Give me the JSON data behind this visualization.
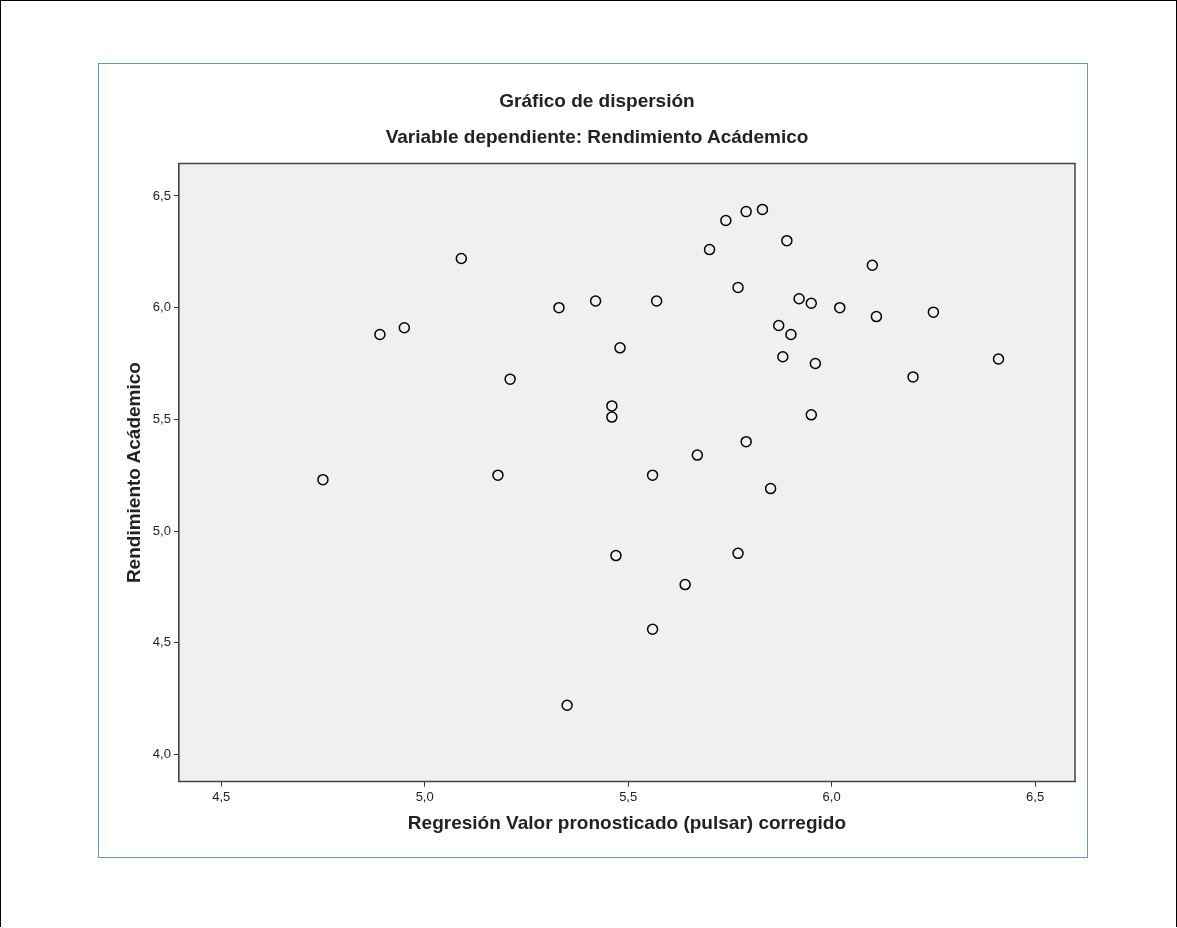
{
  "chart_data": {
    "type": "scatter",
    "title": "Gráfico de dispersión",
    "subtitle": "Variable dependiente: Rendimiento Acádemico",
    "xlabel": "Regresión Valor pronosticado (pulsar) corregido",
    "ylabel": "Rendimiento Acádemico",
    "x": [
      4.75,
      4.89,
      4.95,
      5.09,
      5.18,
      5.21,
      5.33,
      5.35,
      5.42,
      5.46,
      5.46,
      5.47,
      5.48,
      5.56,
      5.56,
      5.57,
      5.64,
      5.67,
      5.7,
      5.74,
      5.77,
      5.77,
      5.79,
      5.79,
      5.83,
      5.85,
      5.87,
      5.88,
      5.89,
      5.9,
      5.92,
      5.95,
      5.95,
      5.96,
      6.02,
      6.1,
      6.11,
      6.2,
      6.25,
      6.41
    ],
    "values": [
      5.23,
      5.88,
      5.91,
      6.22,
      5.25,
      5.68,
      6.0,
      4.22,
      6.03,
      5.56,
      5.51,
      4.89,
      5.82,
      5.25,
      4.56,
      6.03,
      4.76,
      5.34,
      6.26,
      6.39,
      4.9,
      6.09,
      6.43,
      5.4,
      6.44,
      5.19,
      5.92,
      5.78,
      6.3,
      5.88,
      6.04,
      6.02,
      5.52,
      5.75,
      6.0,
      6.19,
      5.96,
      5.69,
      5.98,
      5.77
    ],
    "color": "#000000",
    "marker": "circle",
    "xlim": [
      4.396,
      6.598
    ],
    "xticks": [
      {
        "value": 4.5,
        "label": "4,5"
      },
      {
        "value": 5.0,
        "label": "5,0"
      },
      {
        "value": 5.5,
        "label": "5,5"
      },
      {
        "value": 6.0,
        "label": "6,0"
      },
      {
        "value": 6.5,
        "label": "6,5"
      }
    ],
    "ylim": [
      3.878,
      6.645
    ],
    "yticks": [
      {
        "value": 4.0,
        "label": "4,0"
      },
      {
        "value": 4.5,
        "label": "4,5"
      },
      {
        "value": 5.0,
        "label": "5,0"
      },
      {
        "value": 5.5,
        "label": "5,5"
      },
      {
        "value": 6.0,
        "label": "6,0"
      },
      {
        "value": 6.5,
        "label": "6,5"
      }
    ],
    "legend": false
  }
}
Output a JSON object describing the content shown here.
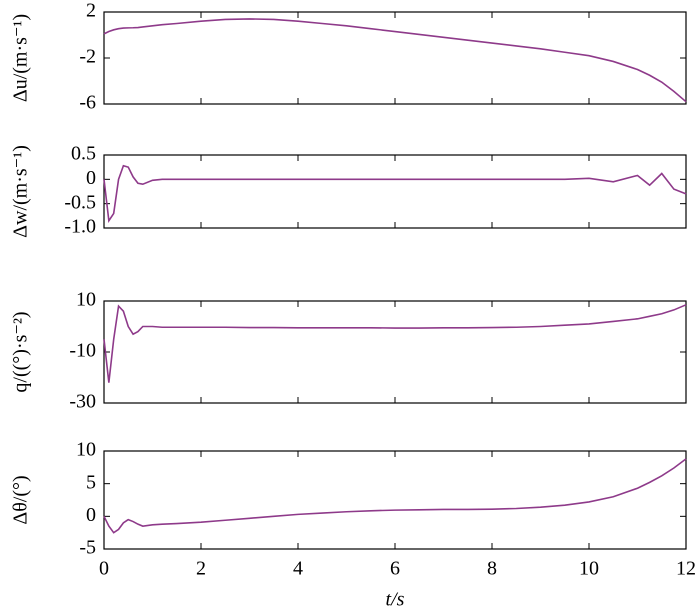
{
  "chart_data": [
    {
      "type": "line",
      "ylabel": "Δu/(m·s⁻¹)",
      "xlim": [
        0,
        12
      ],
      "xticks": [
        0,
        2,
        4,
        6,
        8,
        10,
        12
      ],
      "ylim": [
        -6,
        2
      ],
      "yticks": [
        -6,
        -2,
        2
      ],
      "x": [
        0,
        0.1,
        0.2,
        0.3,
        0.4,
        0.5,
        0.6,
        0.7,
        0.8,
        1,
        1.2,
        1.5,
        2,
        2.5,
        3,
        3.5,
        4,
        4.5,
        5,
        5.5,
        6,
        6.5,
        7,
        7.5,
        8,
        8.5,
        9,
        9.5,
        10,
        10.5,
        11,
        11.25,
        11.5,
        11.75,
        12
      ],
      "series": [
        {
          "color": "#8e3a8a",
          "values": [
            0.1,
            0.3,
            0.45,
            0.55,
            0.6,
            0.62,
            0.63,
            0.65,
            0.7,
            0.8,
            0.9,
            1.0,
            1.2,
            1.35,
            1.4,
            1.35,
            1.2,
            1.0,
            0.8,
            0.55,
            0.3,
            0.05,
            -0.2,
            -0.45,
            -0.7,
            -0.95,
            -1.2,
            -1.5,
            -1.8,
            -2.3,
            -3.0,
            -3.5,
            -4.1,
            -4.9,
            -5.8
          ]
        }
      ]
    },
    {
      "type": "line",
      "ylabel": "Δw/(m·s⁻¹)",
      "xlim": [
        0,
        12
      ],
      "xticks": [
        0,
        2,
        4,
        6,
        8,
        10,
        12
      ],
      "ylim": [
        -1,
        0.5
      ],
      "yticks": [
        {
          "value": -1,
          "label": "-1.0"
        },
        -0.5,
        0,
        0.5
      ],
      "x": [
        0,
        0.1,
        0.2,
        0.3,
        0.4,
        0.5,
        0.6,
        0.7,
        0.8,
        1,
        1.2,
        1.5,
        2,
        2.5,
        3,
        3.5,
        4,
        4.5,
        5,
        5.5,
        6,
        6.5,
        7,
        7.5,
        8,
        8.5,
        9,
        9.5,
        10,
        10.5,
        11,
        11.25,
        11.5,
        11.75,
        12
      ],
      "series": [
        {
          "color": "#8e3a8a",
          "values": [
            0,
            -0.85,
            -0.7,
            0,
            0.28,
            0.25,
            0.05,
            -0.08,
            -0.1,
            -0.02,
            0,
            0,
            0,
            0,
            0,
            0,
            0,
            0,
            0,
            0,
            0,
            0,
            0,
            0,
            0,
            0,
            0,
            0,
            0.02,
            -0.05,
            0.08,
            -0.12,
            0.12,
            -0.2,
            -0.3
          ]
        }
      ]
    },
    {
      "type": "line",
      "ylabel": "q/((°)·s⁻²)",
      "xlim": [
        0,
        12
      ],
      "xticks": [
        0,
        2,
        4,
        6,
        8,
        10,
        12
      ],
      "ylim": [
        -30,
        10
      ],
      "yticks": [
        -30,
        -10,
        10
      ],
      "x": [
        0,
        0.1,
        0.2,
        0.3,
        0.4,
        0.5,
        0.6,
        0.7,
        0.8,
        1,
        1.2,
        1.5,
        2,
        2.5,
        3,
        3.5,
        4,
        4.5,
        5,
        5.5,
        6,
        6.5,
        7,
        7.5,
        8,
        8.5,
        9,
        9.5,
        10,
        10.5,
        11,
        11.25,
        11.5,
        11.75,
        12
      ],
      "series": [
        {
          "color": "#8e3a8a",
          "values": [
            -5,
            -22,
            -5,
            8,
            6,
            0,
            -3,
            -2,
            0,
            0,
            -0.3,
            -0.3,
            -0.3,
            -0.3,
            -0.4,
            -0.4,
            -0.5,
            -0.5,
            -0.5,
            -0.5,
            -0.6,
            -0.6,
            -0.5,
            -0.5,
            -0.4,
            -0.3,
            0,
            0.5,
            1,
            2,
            3,
            4,
            5,
            6.5,
            8.5
          ]
        }
      ]
    },
    {
      "type": "line",
      "ylabel": "Δθ/(°)",
      "xlabel": "t/s",
      "xlim": [
        0,
        12
      ],
      "xticks": [
        0,
        2,
        4,
        6,
        8,
        10,
        12
      ],
      "ylim": [
        -5,
        10
      ],
      "yticks": [
        -5,
        0,
        5,
        10
      ],
      "x": [
        0,
        0.1,
        0.2,
        0.3,
        0.4,
        0.5,
        0.6,
        0.7,
        0.8,
        1,
        1.2,
        1.5,
        2,
        2.5,
        3,
        3.5,
        4,
        4.5,
        5,
        5.5,
        6,
        6.5,
        7,
        7.5,
        8,
        8.5,
        9,
        9.5,
        10,
        10.5,
        11,
        11.25,
        11.5,
        11.75,
        12
      ],
      "series": [
        {
          "color": "#8e3a8a",
          "values": [
            0,
            -1.5,
            -2.5,
            -2,
            -1,
            -0.5,
            -0.8,
            -1.2,
            -1.5,
            -1.3,
            -1.2,
            -1.1,
            -0.9,
            -0.6,
            -0.3,
            0,
            0.3,
            0.5,
            0.7,
            0.85,
            0.95,
            1.0,
            1.05,
            1.05,
            1.1,
            1.2,
            1.4,
            1.7,
            2.2,
            3.0,
            4.3,
            5.2,
            6.2,
            7.4,
            8.8
          ]
        }
      ]
    }
  ]
}
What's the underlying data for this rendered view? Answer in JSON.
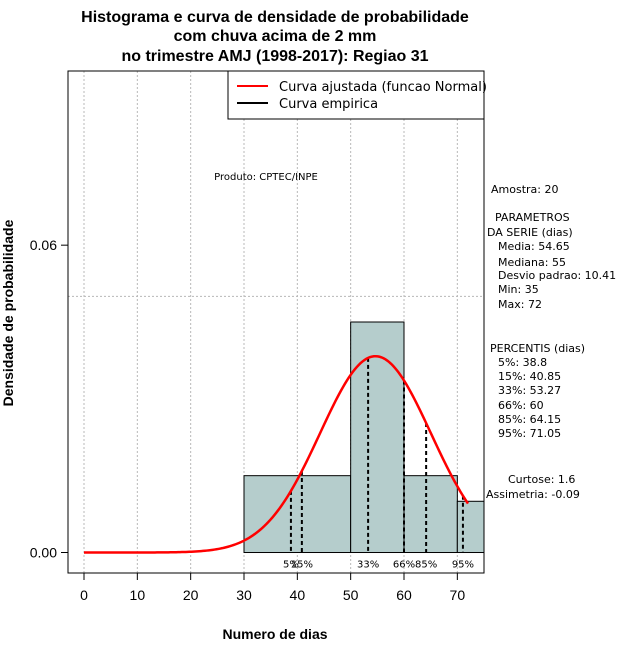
{
  "colors": {
    "bar_fill": "#b5cdcc",
    "curve": "#ff0000",
    "grid": "#b8b8b8",
    "axis": "#000000"
  },
  "chart_data": {
    "type": "histogram",
    "title_lines": [
      "Histograma e curva de densidade de probabilidade",
      "com chuva acima de 2 mm",
      "no trimestre AMJ (1998-2017): Regiao 31"
    ],
    "xlabel": "Numero de dias",
    "ylabel": "Densidade de probabilidade",
    "xlim": [
      -3,
      75
    ],
    "ylim": [
      -0.004,
      0.094
    ],
    "x_ticks": [
      0,
      10,
      20,
      30,
      40,
      50,
      60,
      70
    ],
    "y_ticks": [
      0.0,
      0.06
    ],
    "y_tick_labels": [
      "0.00",
      "0.06"
    ],
    "x_grid": [
      0,
      10,
      20,
      30,
      40,
      50,
      60,
      70
    ],
    "y_grid": [
      0.05
    ],
    "bins": [
      {
        "x0": 30,
        "x1": 50,
        "density": 0.015
      },
      {
        "x0": 50,
        "x1": 60,
        "density": 0.045
      },
      {
        "x0": 60,
        "x1": 70,
        "density": 0.015
      },
      {
        "x0": 70,
        "x1": 75,
        "density": 0.01
      }
    ],
    "normal_fit": {
      "mean": 54.65,
      "sd": 10.41,
      "x_from": 0,
      "x_to": 72
    },
    "percentiles": [
      {
        "label": "5%",
        "value": 38.8
      },
      {
        "label": "15%",
        "value": 40.85
      },
      {
        "label": "33%",
        "value": 53.27
      },
      {
        "label": "66%",
        "value": 60
      },
      {
        "label": "85%",
        "value": 64.15
      },
      {
        "label": "95%",
        "value": 71.05
      }
    ],
    "legend": [
      {
        "label": "Curva ajustada (funcao Normal)",
        "color": "#ff0000"
      },
      {
        "label": "Curva empirica",
        "color": "#000000"
      }
    ],
    "product_note": "Produto: CPTEC/INPE"
  },
  "stats_panel": {
    "amostra": "Amostra: 20",
    "parametros_title": "PARAMETROS",
    "da_serie": "DA SERIE (dias)",
    "media": "Media: 54.65",
    "mediana": "Mediana: 55",
    "desvio": "Desvio padrao: 10.41",
    "min": "Min: 35",
    "max": "Max: 72",
    "percentis_title": "PERCENTIS (dias)",
    "p5": "5%: 38.8",
    "p15": "15%: 40.85",
    "p33": "33%: 53.27",
    "p66": "66%: 60",
    "p85": "85%: 64.15",
    "p95": "95%: 71.05",
    "curtose": "Curtose: 1.6",
    "assimetria": "Assimetria: -0.09"
  }
}
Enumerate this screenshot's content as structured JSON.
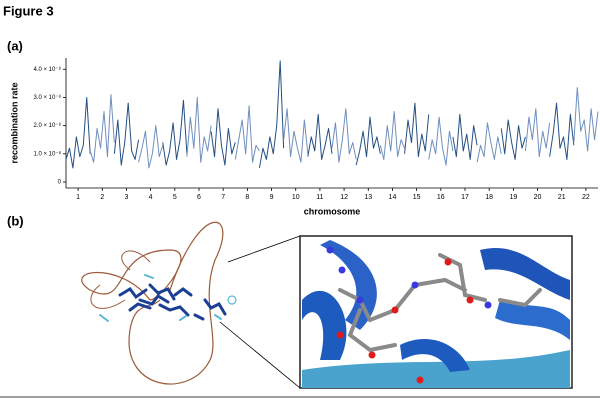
{
  "figure_title": "Figure 3",
  "panel_labels": [
    "(a)",
    "(b)"
  ],
  "chart_data": {
    "type": "line",
    "ylabel": "recombination rate",
    "xlabel": "chromosome",
    "categories": [
      "1",
      "2",
      "3",
      "4",
      "5",
      "6",
      "7",
      "8",
      "9",
      "10",
      "11",
      "12",
      "13",
      "14",
      "15",
      "16",
      "17",
      "18",
      "19",
      "20",
      "21",
      "22"
    ],
    "colors": [
      "#244f84",
      "#6f8fbf"
    ],
    "values": [
      [
        8e-09,
        1.2e-08,
        5e-09,
        1.6e-08,
        9e-09,
        1.3e-08,
        3e-08,
        1e-08
      ],
      [
        1.1e-08,
        7e-09,
        1.9e-08,
        1.2e-08,
        2.5e-08,
        9e-09,
        3.1e-08,
        1.4e-08
      ],
      [
        1e-08,
        2.2e-08,
        6e-09,
        1.4e-08,
        2.8e-08,
        1.1e-08,
        8e-09,
        1.5e-08
      ],
      [
        7e-09,
        1.2e-08,
        1.8e-08,
        5e-09,
        1e-08,
        2e-08,
        9e-09,
        1.3e-08
      ],
      [
        1.4e-08,
        6e-09,
        1.1e-08,
        2.1e-08,
        8e-09,
        1.5e-08,
        2.9e-08,
        1e-08
      ],
      [
        9e-09,
        2.3e-08,
        1.2e-08,
        3e-08,
        7e-09,
        1.6e-08,
        1.1e-08,
        2e-08
      ],
      [
        1.8e-08,
        9e-09,
        2.6e-08,
        1.3e-08,
        6e-09,
        1.9e-08,
        1e-08,
        1.4e-08
      ],
      [
        8e-09,
        1.5e-08,
        2.2e-08,
        1e-08,
        2.7e-08,
        7e-09,
        1.3e-08,
        1.1e-08
      ],
      [
        5e-09,
        1.2e-08,
        8e-09,
        1.6e-08,
        1e-08,
        2e-08,
        4.3e-08,
        1.2e-08
      ],
      [
        1.5e-08,
        2.6e-08,
        9e-09,
        1.8e-08,
        1.2e-08,
        7e-09,
        2.2e-08,
        1e-08
      ],
      [
        9e-09,
        1.6e-08,
        1.1e-08,
        2.4e-08,
        8e-09,
        1.3e-08,
        1.9e-08,
        1e-08
      ],
      [
        1.2e-08,
        2.1e-08,
        7e-09,
        1.5e-08,
        2.6e-08,
        1e-08,
        1.4e-08,
        8e-09
      ],
      [
        6e-09,
        1.1e-08,
        1.8e-08,
        9e-09,
        2.3e-08,
        1.2e-08,
        1.6e-08,
        1e-08
      ],
      [
        1.3e-08,
        8e-09,
        2e-08,
        1.1e-08,
        2.5e-08,
        9e-09,
        1.5e-08,
        1.2e-08
      ],
      [
        1e-08,
        2.2e-08,
        1.4e-08,
        2.8e-08,
        9e-09,
        1.7e-08,
        1.1e-08,
        2.4e-08
      ],
      [
        8e-09,
        1.5e-08,
        1e-08,
        2.3e-08,
        1.2e-08,
        6e-09,
        1.8e-08,
        1.1e-08
      ],
      [
        1.6e-08,
        9e-09,
        2.4e-08,
        1.1e-08,
        1.7e-08,
        8e-09,
        2e-08,
        1.3e-08
      ],
      [
        7e-09,
        1.3e-08,
        9e-09,
        2.1e-08,
        1.4e-08,
        8e-09,
        1.6e-08,
        1e-08
      ],
      [
        1.9e-08,
        1e-08,
        2.2e-08,
        1.4e-08,
        8e-09,
        2e-08,
        1.2e-08,
        1.6e-08
      ],
      [
        1.1e-08,
        2.3e-08,
        1.5e-08,
        2.6e-08,
        9e-09,
        1.8e-08,
        1.2e-08,
        2.1e-08
      ],
      [
        9e-09,
        1.7e-08,
        2.8e-08,
        1.2e-08,
        1.6e-08,
        8e-09,
        2.4e-08,
        1.3e-08
      ],
      [
        1.4e-08,
        3.35e-08,
        1.8e-08,
        2.2e-08,
        1.1e-08,
        2.6e-08,
        1.5e-08,
        2.5e-08
      ]
    ],
    "ylim": [
      0,
      4.4e-08
    ],
    "yticks": [
      0,
      {
        "value": 1e-08,
        "label": "1.0 × 10⁻⁸"
      },
      {
        "value": 2e-08,
        "label": "2.0 × 10⁻⁸"
      },
      {
        "value": 3e-08,
        "label": "3.0 × 10⁻⁸"
      },
      {
        "value": 4e-08,
        "label": "4.0 × 10⁻⁸"
      }
    ]
  }
}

┄┄┄┄┄┄┄┄┄┄

What is needed> Where a line of the material above holds the string "this", copy that line.

Complete response>
Give me the JSON data behind this visualization.
What's the underlying data for this rendered view? Answer in JSON.
Enumerate this screenshot's content as structured JSON.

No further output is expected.